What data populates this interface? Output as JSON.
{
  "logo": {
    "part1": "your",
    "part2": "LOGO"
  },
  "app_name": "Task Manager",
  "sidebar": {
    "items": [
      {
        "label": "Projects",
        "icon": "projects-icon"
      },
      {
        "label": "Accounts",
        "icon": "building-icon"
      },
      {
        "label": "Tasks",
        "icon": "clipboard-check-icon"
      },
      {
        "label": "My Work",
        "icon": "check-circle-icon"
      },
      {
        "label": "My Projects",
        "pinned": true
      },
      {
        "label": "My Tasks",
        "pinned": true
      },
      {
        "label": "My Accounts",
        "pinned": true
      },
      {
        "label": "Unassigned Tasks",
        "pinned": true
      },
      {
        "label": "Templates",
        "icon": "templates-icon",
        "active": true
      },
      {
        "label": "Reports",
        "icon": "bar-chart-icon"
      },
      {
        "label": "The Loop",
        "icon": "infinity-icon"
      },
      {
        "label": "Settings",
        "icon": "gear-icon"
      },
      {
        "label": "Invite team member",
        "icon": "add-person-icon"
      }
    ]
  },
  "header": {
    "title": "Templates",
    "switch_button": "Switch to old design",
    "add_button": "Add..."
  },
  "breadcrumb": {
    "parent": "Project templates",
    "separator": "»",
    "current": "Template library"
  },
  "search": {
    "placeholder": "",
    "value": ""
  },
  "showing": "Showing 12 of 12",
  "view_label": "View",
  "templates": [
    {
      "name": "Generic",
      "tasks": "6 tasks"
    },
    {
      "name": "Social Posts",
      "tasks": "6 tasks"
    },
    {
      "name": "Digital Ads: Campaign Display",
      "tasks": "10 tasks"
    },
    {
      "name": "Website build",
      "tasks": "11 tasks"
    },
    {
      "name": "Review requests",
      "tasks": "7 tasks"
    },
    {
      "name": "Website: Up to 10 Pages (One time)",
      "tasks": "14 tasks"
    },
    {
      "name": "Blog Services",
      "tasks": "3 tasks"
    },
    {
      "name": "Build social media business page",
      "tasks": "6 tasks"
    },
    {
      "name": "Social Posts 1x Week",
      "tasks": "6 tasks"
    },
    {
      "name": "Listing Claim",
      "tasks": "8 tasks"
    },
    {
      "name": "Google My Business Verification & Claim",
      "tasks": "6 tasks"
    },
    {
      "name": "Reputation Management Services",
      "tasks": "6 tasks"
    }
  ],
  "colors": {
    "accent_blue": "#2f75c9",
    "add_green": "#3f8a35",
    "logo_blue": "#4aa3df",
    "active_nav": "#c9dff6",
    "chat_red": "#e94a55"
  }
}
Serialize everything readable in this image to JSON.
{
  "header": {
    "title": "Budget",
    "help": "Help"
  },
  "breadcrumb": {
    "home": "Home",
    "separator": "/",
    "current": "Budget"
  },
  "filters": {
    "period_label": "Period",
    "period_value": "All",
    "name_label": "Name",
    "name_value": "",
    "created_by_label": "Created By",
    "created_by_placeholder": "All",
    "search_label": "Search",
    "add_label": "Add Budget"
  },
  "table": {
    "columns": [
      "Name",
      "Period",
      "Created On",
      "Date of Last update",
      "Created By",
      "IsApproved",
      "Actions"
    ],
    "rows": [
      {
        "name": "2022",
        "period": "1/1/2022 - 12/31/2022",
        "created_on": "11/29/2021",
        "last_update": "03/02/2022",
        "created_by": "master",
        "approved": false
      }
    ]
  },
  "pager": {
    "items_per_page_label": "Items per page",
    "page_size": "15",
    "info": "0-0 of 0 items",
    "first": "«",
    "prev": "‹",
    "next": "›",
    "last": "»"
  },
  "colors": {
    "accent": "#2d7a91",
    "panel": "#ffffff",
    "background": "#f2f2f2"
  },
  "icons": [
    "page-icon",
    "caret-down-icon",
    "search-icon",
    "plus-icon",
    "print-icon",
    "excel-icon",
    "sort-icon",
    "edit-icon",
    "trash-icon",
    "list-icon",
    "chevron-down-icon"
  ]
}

* Given instruction:
Print all the data exactly.

* Worked answer:
What data populates this interface? Output as JSON.
{
  "logo": {
    "part1": "your",
    "part2": "LOGO"
  },
  "app_name": "Task Manager",
  "sidebar": {
    "items": [
      {
        "label": "Projects",
        "icon": "projects-icon"
      },
      {
        "label": "Accounts",
        "icon": "building-icon"
      },
      {
        "label": "Tasks",
        "icon": "clipboard-check-icon"
      },
      {
        "label": "My Work",
        "icon": "check-circle-icon"
      },
      {
        "label": "My Projects",
        "pinned": true
      },
      {
        "label": "My Tasks",
        "pinned": true
      },
      {
        "label": "My Accounts",
        "pinned": true
      },
      {
        "label": "Unassigned Tasks",
        "pinned": true
      },
      {
        "label": "Templates",
        "icon": "templates-icon",
        "active": true
      },
      {
        "label": "Reports",
        "icon": "bar-chart-icon"
      },
      {
        "label": "The Loop",
        "icon": "infinity-icon"
      },
      {
        "label": "Settings",
        "icon": "gear-icon"
      },
      {
        "label": "Invite team member",
        "icon": "add-person-icon"
      }
    ]
  },
  "header": {
    "title": "Templates",
    "switch_button": "Switch to old design",
    "add_button": "Add..."
  },
  "breadcrumb": {
    "parent": "Project templates",
    "separator": "»",
    "current": "Template library"
  },
  "search": {
    "placeholder": "",
    "value": ""
  },
  "showing": "Showing 12 of 12",
  "view_label": "View",
  "templates": [
    {
      "name": "Generic",
      "tasks": "6 tasks"
    },
    {
      "name": "Social Posts",
      "tasks": "6 tasks"
    },
    {
      "name": "Digital Ads: Campaign Display",
      "tasks": "10 tasks"
    },
    {
      "name": "Website build",
      "tasks": "11 tasks"
    },
    {
      "name": "Review requests",
      "tasks": "7 tasks"
    },
    {
      "name": "Website: Up to 10 Pages (One time)",
      "tasks": "14 tasks"
    },
    {
      "name": "Blog Services",
      "tasks": "3 tasks"
    },
    {
      "name": "Build social media business page",
      "tasks": "6 tasks"
    },
    {
      "name": "Social Posts 1x Week",
      "tasks": "6 tasks"
    },
    {
      "name": "Listing Claim",
      "tasks": "8 tasks"
    },
    {
      "name": "Google My Business Verification & Claim",
      "tasks": "6 tasks"
    },
    {
      "name": "Reputation Management Services",
      "tasks": "6 tasks"
    }
  ],
  "colors": {
    "accent_blue": "#2f75c9",
    "add_green": "#3f8a35",
    "logo_blue": "#4aa3df",
    "active_nav": "#c9dff6",
    "chat_red": "#e94a55"
  }
}
Serialize everything readable in this image to JSON.
{
  "header": {
    "title": "Budget",
    "help": "Help"
  },
  "breadcrumb": {
    "home": "Home",
    "separator": "/",
    "current": "Budget"
  },
  "filters": {
    "period_label": "Period",
    "period_value": "All",
    "name_label": "Name",
    "name_value": "",
    "created_by_label": "Created By",
    "created_by_placeholder": "All",
    "search_label": "Search",
    "add_label": "Add Budget"
  },
  "table": {
    "columns": [
      "Name",
      "Period",
      "Created On",
      "Date of Last update",
      "Created By",
      "IsApproved",
      "Actions"
    ],
    "rows": [
      {
        "name": "2022",
        "period": "1/1/2022 - 12/31/2022",
        "created_on": "11/29/2021",
        "last_update": "03/02/2022",
        "created_by": "master",
        "approved": false
      }
    ]
  },
  "pager": {
    "items_per_page_label": "Items per page",
    "page_size": "15",
    "info": "0-0 of 0 items",
    "first": "«",
    "prev": "‹",
    "next": "›",
    "last": "»"
  },
  "colors": {
    "accent": "#2d7a91",
    "panel": "#ffffff",
    "background": "#f2f2f2"
  },
  "icons": [
    "page-icon",
    "caret-down-icon",
    "search-icon",
    "plus-icon",
    "print-icon",
    "excel-icon",
    "sort-icon",
    "edit-icon",
    "trash-icon",
    "list-icon",
    "chevron-down-icon"
  ]
}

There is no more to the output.